-- Start Supplied material --

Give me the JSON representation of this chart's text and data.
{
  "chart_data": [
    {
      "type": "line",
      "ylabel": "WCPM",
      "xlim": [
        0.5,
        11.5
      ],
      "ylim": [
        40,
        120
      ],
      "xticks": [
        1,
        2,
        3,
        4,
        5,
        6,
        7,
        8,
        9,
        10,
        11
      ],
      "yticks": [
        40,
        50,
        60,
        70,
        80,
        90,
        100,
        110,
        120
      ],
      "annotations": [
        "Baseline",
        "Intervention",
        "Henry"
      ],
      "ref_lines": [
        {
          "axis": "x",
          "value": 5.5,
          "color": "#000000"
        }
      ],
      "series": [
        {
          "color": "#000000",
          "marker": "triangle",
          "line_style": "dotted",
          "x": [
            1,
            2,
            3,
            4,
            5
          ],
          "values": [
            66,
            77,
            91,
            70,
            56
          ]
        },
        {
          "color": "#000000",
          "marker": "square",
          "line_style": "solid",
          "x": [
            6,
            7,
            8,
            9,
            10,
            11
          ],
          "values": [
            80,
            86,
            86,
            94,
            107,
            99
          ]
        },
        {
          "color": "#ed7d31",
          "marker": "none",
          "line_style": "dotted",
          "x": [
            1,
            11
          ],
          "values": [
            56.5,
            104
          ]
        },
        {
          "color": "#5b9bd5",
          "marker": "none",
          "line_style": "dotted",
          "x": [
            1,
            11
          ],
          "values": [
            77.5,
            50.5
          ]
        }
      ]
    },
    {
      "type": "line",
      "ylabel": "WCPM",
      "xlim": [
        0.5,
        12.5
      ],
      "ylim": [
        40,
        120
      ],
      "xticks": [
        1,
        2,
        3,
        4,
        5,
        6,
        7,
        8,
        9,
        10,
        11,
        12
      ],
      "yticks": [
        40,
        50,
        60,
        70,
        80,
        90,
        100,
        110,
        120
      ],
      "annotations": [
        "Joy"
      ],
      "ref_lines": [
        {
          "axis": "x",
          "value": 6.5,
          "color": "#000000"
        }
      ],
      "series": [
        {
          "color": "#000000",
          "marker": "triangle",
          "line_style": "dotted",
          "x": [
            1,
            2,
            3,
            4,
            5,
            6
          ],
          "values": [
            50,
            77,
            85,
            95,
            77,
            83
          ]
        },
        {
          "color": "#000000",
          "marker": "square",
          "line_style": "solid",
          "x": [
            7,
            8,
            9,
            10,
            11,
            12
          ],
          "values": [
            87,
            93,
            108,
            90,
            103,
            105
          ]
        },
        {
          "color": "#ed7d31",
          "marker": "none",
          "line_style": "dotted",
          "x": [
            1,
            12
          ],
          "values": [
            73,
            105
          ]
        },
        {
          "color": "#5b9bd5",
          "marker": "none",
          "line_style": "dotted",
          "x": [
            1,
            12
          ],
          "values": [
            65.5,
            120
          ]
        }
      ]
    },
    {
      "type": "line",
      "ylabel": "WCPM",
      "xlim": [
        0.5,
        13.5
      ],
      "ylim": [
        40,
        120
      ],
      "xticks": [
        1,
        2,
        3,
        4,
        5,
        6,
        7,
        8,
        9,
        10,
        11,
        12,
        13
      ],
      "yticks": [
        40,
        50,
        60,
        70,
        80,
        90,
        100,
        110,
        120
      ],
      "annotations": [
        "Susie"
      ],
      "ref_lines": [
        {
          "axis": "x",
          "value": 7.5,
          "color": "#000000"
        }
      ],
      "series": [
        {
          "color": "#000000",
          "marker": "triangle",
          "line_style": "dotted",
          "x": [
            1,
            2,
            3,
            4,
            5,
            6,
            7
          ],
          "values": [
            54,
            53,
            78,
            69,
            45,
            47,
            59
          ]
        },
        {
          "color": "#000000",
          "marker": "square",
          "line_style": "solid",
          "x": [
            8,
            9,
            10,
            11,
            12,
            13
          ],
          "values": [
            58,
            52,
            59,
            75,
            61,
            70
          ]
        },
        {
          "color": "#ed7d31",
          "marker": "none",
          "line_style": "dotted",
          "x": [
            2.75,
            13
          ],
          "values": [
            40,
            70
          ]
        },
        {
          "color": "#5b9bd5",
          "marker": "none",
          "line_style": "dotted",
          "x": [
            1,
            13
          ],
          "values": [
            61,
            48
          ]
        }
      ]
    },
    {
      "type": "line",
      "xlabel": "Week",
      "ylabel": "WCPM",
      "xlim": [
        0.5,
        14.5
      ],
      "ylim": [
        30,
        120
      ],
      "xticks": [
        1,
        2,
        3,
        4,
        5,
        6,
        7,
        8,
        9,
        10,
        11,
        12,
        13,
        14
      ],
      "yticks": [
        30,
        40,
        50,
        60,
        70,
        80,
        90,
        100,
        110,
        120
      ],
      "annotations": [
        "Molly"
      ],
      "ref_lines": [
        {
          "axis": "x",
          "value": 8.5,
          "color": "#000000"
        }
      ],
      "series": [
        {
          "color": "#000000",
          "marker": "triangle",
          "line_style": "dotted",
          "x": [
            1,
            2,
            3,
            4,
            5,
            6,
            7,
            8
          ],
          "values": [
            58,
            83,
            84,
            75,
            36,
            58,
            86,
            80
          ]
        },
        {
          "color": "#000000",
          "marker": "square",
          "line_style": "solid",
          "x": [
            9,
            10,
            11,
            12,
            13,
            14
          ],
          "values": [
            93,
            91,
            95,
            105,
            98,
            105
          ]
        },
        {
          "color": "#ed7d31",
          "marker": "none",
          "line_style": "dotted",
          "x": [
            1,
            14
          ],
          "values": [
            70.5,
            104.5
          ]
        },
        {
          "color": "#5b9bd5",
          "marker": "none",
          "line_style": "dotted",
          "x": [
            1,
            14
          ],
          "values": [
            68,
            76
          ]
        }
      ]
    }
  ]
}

-- End Supplied material --

Show the data once more, exactly as it was written.

Task result —
Give me the JSON representation of this chart's text and data.
{
  "chart_data": [
    {
      "type": "line",
      "ylabel": "WCPM",
      "xlim": [
        0.5,
        11.5
      ],
      "ylim": [
        40,
        120
      ],
      "xticks": [
        1,
        2,
        3,
        4,
        5,
        6,
        7,
        8,
        9,
        10,
        11
      ],
      "yticks": [
        40,
        50,
        60,
        70,
        80,
        90,
        100,
        110,
        120
      ],
      "annotations": [
        "Baseline",
        "Intervention",
        "Henry"
      ],
      "ref_lines": [
        {
          "axis": "x",
          "value": 5.5,
          "color": "#000000"
        }
      ],
      "series": [
        {
          "color": "#000000",
          "marker": "triangle",
          "line_style": "dotted",
          "x": [
            1,
            2,
            3,
            4,
            5
          ],
          "values": [
            66,
            77,
            91,
            70,
            56
          ]
        },
        {
          "color": "#000000",
          "marker": "square",
          "line_style": "solid",
          "x": [
            6,
            7,
            8,
            9,
            10,
            11
          ],
          "values": [
            80,
            86,
            86,
            94,
            107,
            99
          ]
        },
        {
          "color": "#ed7d31",
          "marker": "none",
          "line_style": "dotted",
          "x": [
            1,
            11
          ],
          "values": [
            56.5,
            104
          ]
        },
        {
          "color": "#5b9bd5",
          "marker": "none",
          "line_style": "dotted",
          "x": [
            1,
            11
          ],
          "values": [
            77.5,
            50.5
          ]
        }
      ]
    },
    {
      "type": "line",
      "ylabel": "WCPM",
      "xlim": [
        0.5,
        12.5
      ],
      "ylim": [
        40,
        120
      ],
      "xticks": [
        1,
        2,
        3,
        4,
        5,
        6,
        7,
        8,
        9,
        10,
        11,
        12
      ],
      "yticks": [
        40,
        50,
        60,
        70,
        80,
        90,
        100,
        110,
        120
      ],
      "annotations": [
        "Joy"
      ],
      "ref_lines": [
        {
          "axis": "x",
          "value": 6.5,
          "color": "#000000"
        }
      ],
      "series": [
        {
          "color": "#000000",
          "marker": "triangle",
          "line_style": "dotted",
          "x": [
            1,
            2,
            3,
            4,
            5,
            6
          ],
          "values": [
            50,
            77,
            85,
            95,
            77,
            83
          ]
        },
        {
          "color": "#000000",
          "marker": "square",
          "line_style": "solid",
          "x": [
            7,
            8,
            9,
            10,
            11,
            12
          ],
          "values": [
            87,
            93,
            108,
            90,
            103,
            105
          ]
        },
        {
          "color": "#ed7d31",
          "marker": "none",
          "line_style": "dotted",
          "x": [
            1,
            12
          ],
          "values": [
            73,
            105
          ]
        },
        {
          "color": "#5b9bd5",
          "marker": "none",
          "line_style": "dotted",
          "x": [
            1,
            12
          ],
          "values": [
            65.5,
            120
          ]
        }
      ]
    },
    {
      "type": "line",
      "ylabel": "WCPM",
      "xlim": [
        0.5,
        13.5
      ],
      "ylim": [
        40,
        120
      ],
      "xticks": [
        1,
        2,
        3,
        4,
        5,
        6,
        7,
        8,
        9,
        10,
        11,
        12,
        13
      ],
      "yticks": [
        40,
        50,
        60,
        70,
        80,
        90,
        100,
        110,
        120
      ],
      "annotations": [
        "Susie"
      ],
      "ref_lines": [
        {
          "axis": "x",
          "value": 7.5,
          "color": "#000000"
        }
      ],
      "series": [
        {
          "color": "#000000",
          "marker": "triangle",
          "line_style": "dotted",
          "x": [
            1,
            2,
            3,
            4,
            5,
            6,
            7
          ],
          "values": [
            54,
            53,
            78,
            69,
            45,
            47,
            59
          ]
        },
        {
          "color": "#000000",
          "marker": "square",
          "line_style": "solid",
          "x": [
            8,
            9,
            10,
            11,
            12,
            13
          ],
          "values": [
            58,
            52,
            59,
            75,
            61,
            70
          ]
        },
        {
          "color": "#ed7d31",
          "marker": "none",
          "line_style": "dotted",
          "x": [
            2.75,
            13
          ],
          "values": [
            40,
            70
          ]
        },
        {
          "color": "#5b9bd5",
          "marker": "none",
          "line_style": "dotted",
          "x": [
            1,
            13
          ],
          "values": [
            61,
            48
          ]
        }
      ]
    },
    {
      "type": "line",
      "xlabel": "Week",
      "ylabel": "WCPM",
      "xlim": [
        0.5,
        14.5
      ],
      "ylim": [
        30,
        120
      ],
      "xticks": [
        1,
        2,
        3,
        4,
        5,
        6,
        7,
        8,
        9,
        10,
        11,
        12,
        13,
        14
      ],
      "yticks": [
        30,
        40,
        50,
        60,
        70,
        80,
        90,
        100,
        110,
        120
      ],
      "annotations": [
        "Molly"
      ],
      "ref_lines": [
        {
          "axis": "x",
          "value": 8.5,
          "color": "#000000"
        }
      ],
      "series": [
        {
          "color": "#000000",
          "marker": "triangle",
          "line_style": "dotted",
          "x": [
            1,
            2,
            3,
            4,
            5,
            6,
            7,
            8
          ],
          "values": [
            58,
            83,
            84,
            75,
            36,
            58,
            86,
            80
          ]
        },
        {
          "color": "#000000",
          "marker": "square",
          "line_style": "solid",
          "x": [
            9,
            10,
            11,
            12,
            13,
            14
          ],
          "values": [
            93,
            91,
            95,
            105,
            98,
            105
          ]
        },
        {
          "color": "#ed7d31",
          "marker": "none",
          "line_style": "dotted",
          "x": [
            1,
            14
          ],
          "values": [
            70.5,
            104.5
          ]
        },
        {
          "color": "#5b9bd5",
          "marker": "none",
          "line_style": "dotted",
          "x": [
            1,
            14
          ],
          "values": [
            68,
            76
          ]
        }
      ]
    }
  ]
}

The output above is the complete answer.